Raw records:

- - - -

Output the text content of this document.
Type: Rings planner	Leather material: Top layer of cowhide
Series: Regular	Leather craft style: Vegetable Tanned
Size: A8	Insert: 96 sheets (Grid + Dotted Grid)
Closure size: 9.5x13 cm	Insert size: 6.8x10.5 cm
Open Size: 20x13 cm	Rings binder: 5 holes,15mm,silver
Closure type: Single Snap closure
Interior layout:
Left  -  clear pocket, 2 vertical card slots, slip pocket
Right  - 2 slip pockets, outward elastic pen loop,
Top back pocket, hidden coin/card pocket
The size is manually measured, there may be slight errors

- - - -

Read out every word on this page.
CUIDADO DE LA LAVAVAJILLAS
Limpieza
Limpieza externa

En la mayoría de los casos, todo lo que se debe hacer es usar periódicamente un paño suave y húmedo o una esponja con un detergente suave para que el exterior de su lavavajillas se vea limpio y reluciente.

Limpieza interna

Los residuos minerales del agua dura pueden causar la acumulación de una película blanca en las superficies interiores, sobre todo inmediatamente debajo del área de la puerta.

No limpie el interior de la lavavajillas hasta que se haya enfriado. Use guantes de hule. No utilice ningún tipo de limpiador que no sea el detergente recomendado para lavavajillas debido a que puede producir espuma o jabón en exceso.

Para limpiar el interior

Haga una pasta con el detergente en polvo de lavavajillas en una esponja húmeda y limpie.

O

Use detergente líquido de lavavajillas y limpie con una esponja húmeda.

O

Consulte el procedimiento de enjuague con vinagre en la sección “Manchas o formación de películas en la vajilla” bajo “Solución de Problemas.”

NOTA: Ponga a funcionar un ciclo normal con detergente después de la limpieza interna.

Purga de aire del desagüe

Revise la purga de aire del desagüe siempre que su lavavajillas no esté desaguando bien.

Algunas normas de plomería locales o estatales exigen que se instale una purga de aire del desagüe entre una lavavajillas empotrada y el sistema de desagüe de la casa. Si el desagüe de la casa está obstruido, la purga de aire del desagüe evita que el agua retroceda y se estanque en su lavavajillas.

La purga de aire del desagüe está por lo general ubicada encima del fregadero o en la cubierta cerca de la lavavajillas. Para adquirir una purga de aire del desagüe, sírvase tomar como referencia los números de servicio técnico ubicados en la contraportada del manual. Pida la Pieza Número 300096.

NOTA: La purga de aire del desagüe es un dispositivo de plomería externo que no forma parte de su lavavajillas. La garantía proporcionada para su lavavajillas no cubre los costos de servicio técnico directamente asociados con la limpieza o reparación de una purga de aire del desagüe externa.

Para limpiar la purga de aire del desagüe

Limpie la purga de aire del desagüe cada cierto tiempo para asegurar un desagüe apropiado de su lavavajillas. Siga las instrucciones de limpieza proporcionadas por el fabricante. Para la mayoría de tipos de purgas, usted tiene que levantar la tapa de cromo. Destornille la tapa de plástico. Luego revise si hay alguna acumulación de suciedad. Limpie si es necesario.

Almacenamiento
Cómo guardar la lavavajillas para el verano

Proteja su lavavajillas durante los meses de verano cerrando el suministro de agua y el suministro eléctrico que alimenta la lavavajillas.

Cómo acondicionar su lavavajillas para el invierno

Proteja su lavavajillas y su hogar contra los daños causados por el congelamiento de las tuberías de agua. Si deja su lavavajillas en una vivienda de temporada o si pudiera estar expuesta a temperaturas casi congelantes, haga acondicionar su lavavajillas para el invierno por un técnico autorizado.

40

- - - -

● Exercise aim:
State how many lines of the entries above include the word "verano", offering no text other than the number.

● The response:
2